====== Record excerpts

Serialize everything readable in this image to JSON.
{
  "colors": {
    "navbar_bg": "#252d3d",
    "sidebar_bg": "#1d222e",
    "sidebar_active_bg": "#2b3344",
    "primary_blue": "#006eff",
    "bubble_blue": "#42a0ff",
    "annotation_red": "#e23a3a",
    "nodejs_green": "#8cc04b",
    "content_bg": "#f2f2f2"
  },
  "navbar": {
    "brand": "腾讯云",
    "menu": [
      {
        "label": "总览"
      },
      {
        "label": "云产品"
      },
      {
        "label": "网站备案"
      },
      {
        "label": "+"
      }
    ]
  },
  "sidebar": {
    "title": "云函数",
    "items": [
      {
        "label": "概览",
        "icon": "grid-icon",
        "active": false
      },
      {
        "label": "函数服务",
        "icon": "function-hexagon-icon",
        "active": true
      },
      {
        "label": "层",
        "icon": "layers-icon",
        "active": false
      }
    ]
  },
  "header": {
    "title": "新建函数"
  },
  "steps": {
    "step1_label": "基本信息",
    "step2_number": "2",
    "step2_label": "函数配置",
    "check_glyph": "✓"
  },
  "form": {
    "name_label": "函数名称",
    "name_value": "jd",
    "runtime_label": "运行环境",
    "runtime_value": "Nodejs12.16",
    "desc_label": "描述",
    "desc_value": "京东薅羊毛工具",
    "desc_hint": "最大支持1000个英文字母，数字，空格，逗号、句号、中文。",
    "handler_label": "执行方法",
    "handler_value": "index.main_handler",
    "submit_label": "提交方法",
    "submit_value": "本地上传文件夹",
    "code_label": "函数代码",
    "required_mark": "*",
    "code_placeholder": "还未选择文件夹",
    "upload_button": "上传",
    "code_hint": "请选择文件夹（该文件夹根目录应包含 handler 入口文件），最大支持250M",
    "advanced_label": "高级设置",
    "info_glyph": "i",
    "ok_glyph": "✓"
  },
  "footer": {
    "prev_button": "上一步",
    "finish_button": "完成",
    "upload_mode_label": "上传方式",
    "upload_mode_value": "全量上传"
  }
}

============

[Task to carry out]
Quote all of the entries exactly as they appear.

[The solution]
Serialize everything readable in this image to JSON.
{
  "colors": {
    "navbar_bg": "#252d3d",
    "sidebar_bg": "#1d222e",
    "sidebar_active_bg": "#2b3344",
    "primary_blue": "#006eff",
    "bubble_blue": "#42a0ff",
    "annotation_red": "#e23a3a",
    "nodejs_green": "#8cc04b",
    "content_bg": "#f2f2f2"
  },
  "navbar": {
    "brand": "腾讯云",
    "menu": [
      {
        "label": "总览"
      },
      {
        "label": "云产品"
      },
      {
        "label": "网站备案"
      },
      {
        "label": "+"
      }
    ]
  },
  "sidebar": {
    "title": "云函数",
    "items": [
      {
        "label": "概览",
        "icon": "grid-icon",
        "active": false
      },
      {
        "label": "函数服务",
        "icon": "function-hexagon-icon",
        "active": true
      },
      {
        "label": "层",
        "icon": "layers-icon",
        "active": false
      }
    ]
  },
  "header": {
    "title": "新建函数"
  },
  "steps": {
    "step1_label": "基本信息",
    "step2_number": "2",
    "step2_label": "函数配置",
    "check_glyph": "✓"
  },
  "form": {
    "name_label": "函数名称",
    "name_value": "jd",
    "runtime_label": "运行环境",
    "runtime_value": "Nodejs12.16",
    "desc_label": "描述",
    "desc_value": "京东薅羊毛工具",
    "desc_hint": "最大支持1000个英文字母，数字，空格，逗号、句号、中文。",
    "handler_label": "执行方法",
    "handler_value": "index.main_handler",
    "submit_label": "提交方法",
    "submit_value": "本地上传文件夹",
    "code_label": "函数代码",
    "required_mark": "*",
    "code_placeholder": "还未选择文件夹",
    "upload_button": "上传",
    "code_hint": "请选择文件夹（该文件夹根目录应包含 handler 入口文件），最大支持250M",
    "advanced_label": "高级设置",
    "info_glyph": "i",
    "ok_glyph": "✓"
  },
  "footer": {
    "prev_button": "上一步",
    "finish_button": "完成",
    "upload_mode_label": "上传方式",
    "upload_mode_value": "全量上传"
  }
}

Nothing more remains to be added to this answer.